▶ [EXERCISE REQUIREMENTS]: Copy out each line of the data holding "Market".

▶ [DATASET CONTENT]:
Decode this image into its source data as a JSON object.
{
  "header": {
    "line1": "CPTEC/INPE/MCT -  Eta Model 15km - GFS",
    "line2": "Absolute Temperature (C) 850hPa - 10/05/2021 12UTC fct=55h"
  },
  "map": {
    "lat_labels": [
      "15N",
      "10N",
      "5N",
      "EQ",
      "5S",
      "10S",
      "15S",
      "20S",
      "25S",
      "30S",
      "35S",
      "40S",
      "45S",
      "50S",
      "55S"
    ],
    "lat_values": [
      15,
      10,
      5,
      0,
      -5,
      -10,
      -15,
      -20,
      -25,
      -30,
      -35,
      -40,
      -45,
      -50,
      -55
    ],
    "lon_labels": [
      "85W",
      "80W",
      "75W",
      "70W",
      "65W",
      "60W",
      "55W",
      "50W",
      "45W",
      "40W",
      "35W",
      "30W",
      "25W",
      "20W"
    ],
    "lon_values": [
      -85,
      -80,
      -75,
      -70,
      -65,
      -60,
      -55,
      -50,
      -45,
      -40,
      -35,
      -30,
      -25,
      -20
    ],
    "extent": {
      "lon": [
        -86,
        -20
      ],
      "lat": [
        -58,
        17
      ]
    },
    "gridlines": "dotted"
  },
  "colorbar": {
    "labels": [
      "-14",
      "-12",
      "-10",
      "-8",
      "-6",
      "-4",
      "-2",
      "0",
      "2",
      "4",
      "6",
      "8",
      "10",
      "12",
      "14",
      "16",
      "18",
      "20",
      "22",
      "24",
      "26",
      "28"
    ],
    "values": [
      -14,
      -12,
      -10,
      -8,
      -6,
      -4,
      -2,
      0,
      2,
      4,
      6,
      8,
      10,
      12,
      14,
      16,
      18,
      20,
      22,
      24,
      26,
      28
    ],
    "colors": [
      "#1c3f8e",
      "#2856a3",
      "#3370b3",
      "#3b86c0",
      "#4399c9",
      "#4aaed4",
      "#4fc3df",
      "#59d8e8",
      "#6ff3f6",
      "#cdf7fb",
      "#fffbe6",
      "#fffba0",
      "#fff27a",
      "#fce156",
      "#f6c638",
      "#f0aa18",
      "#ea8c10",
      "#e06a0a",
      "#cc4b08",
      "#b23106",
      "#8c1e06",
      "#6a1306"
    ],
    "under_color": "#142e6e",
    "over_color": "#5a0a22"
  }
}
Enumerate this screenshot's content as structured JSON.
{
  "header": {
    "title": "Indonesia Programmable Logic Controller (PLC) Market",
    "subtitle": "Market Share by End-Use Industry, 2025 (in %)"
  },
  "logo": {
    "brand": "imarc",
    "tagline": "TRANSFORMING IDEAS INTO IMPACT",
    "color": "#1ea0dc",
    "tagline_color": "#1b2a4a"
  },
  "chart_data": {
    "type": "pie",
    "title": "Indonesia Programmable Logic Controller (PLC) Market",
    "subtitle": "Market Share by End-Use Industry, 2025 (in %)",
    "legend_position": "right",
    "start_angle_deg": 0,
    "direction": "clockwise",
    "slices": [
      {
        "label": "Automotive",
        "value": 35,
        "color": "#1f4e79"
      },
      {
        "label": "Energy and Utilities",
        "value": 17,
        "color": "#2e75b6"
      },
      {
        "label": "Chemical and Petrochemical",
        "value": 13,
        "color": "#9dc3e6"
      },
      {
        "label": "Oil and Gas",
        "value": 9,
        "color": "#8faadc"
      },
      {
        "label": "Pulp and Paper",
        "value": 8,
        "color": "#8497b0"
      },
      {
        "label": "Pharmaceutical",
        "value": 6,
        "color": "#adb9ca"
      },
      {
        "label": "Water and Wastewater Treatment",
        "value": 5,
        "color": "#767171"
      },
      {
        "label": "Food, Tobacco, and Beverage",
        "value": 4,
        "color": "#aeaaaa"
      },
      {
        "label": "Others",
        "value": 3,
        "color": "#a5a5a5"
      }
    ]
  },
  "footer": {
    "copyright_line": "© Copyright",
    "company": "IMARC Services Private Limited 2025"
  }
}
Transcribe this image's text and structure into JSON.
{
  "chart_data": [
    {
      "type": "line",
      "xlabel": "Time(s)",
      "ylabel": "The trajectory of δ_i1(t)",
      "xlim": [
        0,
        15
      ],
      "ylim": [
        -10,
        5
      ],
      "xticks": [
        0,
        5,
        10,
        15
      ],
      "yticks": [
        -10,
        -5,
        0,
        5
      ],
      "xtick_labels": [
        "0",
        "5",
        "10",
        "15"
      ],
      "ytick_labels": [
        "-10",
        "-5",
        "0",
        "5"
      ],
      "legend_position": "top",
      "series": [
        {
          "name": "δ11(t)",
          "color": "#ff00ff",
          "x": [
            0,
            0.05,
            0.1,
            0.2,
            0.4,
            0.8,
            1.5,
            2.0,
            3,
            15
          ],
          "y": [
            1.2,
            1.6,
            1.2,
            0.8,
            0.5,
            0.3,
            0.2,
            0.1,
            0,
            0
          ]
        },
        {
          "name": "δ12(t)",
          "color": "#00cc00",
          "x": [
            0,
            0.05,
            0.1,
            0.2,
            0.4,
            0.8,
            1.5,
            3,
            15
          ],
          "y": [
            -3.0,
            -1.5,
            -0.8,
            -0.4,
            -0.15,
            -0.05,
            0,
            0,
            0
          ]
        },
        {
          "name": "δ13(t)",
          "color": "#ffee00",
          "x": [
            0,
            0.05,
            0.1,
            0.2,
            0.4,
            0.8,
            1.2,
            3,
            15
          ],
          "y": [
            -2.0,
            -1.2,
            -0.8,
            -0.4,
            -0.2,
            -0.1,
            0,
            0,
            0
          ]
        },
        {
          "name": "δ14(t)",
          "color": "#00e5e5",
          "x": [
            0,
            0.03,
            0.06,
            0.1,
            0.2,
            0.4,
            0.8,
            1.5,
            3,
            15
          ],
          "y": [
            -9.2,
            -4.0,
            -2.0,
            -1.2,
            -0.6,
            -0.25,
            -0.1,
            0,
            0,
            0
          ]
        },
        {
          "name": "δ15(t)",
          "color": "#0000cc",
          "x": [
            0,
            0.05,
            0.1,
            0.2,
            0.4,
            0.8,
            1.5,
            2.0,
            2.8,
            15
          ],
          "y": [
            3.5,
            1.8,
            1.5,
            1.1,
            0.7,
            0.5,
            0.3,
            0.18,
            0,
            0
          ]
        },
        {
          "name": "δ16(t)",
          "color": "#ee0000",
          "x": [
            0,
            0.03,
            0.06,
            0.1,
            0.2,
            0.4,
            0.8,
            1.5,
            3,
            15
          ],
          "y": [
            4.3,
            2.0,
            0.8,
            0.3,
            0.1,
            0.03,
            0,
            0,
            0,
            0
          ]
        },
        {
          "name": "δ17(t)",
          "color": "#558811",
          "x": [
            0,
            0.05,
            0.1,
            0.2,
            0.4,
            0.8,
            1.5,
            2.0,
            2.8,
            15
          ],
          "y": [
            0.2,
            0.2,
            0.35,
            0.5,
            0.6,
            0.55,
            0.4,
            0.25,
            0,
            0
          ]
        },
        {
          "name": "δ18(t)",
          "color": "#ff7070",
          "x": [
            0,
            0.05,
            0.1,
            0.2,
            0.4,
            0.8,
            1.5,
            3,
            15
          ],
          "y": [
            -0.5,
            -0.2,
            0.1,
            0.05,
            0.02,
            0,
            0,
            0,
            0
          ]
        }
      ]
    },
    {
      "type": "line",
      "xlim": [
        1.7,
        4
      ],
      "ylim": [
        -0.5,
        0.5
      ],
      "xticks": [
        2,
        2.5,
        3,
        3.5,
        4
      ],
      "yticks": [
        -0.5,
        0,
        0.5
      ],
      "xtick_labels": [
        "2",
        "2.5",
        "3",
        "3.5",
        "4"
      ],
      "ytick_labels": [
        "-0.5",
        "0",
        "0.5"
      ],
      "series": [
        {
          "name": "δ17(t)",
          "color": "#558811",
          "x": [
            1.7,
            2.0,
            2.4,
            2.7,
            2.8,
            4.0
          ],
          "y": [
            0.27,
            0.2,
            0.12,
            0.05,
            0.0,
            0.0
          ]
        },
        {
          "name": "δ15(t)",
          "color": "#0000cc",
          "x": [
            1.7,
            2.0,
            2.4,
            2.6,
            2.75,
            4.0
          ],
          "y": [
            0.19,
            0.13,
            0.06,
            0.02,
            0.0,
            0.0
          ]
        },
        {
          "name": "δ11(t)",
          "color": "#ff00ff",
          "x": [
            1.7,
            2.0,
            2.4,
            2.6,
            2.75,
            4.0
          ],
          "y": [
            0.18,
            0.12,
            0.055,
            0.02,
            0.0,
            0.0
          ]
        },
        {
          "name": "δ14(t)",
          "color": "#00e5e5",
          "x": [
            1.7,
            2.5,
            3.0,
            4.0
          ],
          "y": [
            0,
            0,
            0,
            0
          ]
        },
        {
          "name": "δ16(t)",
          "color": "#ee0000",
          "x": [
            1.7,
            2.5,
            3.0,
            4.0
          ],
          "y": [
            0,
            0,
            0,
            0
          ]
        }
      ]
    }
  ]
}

▶ [SOLUTION]:
    "title": "Indonesia Programmable Logic Controller (PLC) Market",
    "subtitle": "Market Share by End-Use Industry, 2025 (in %)"
    "title": "Indonesia Programmable Logic Controller (PLC) Market",
    "subtitle": "Market Share by End-Use Industry, 2025 (in %)",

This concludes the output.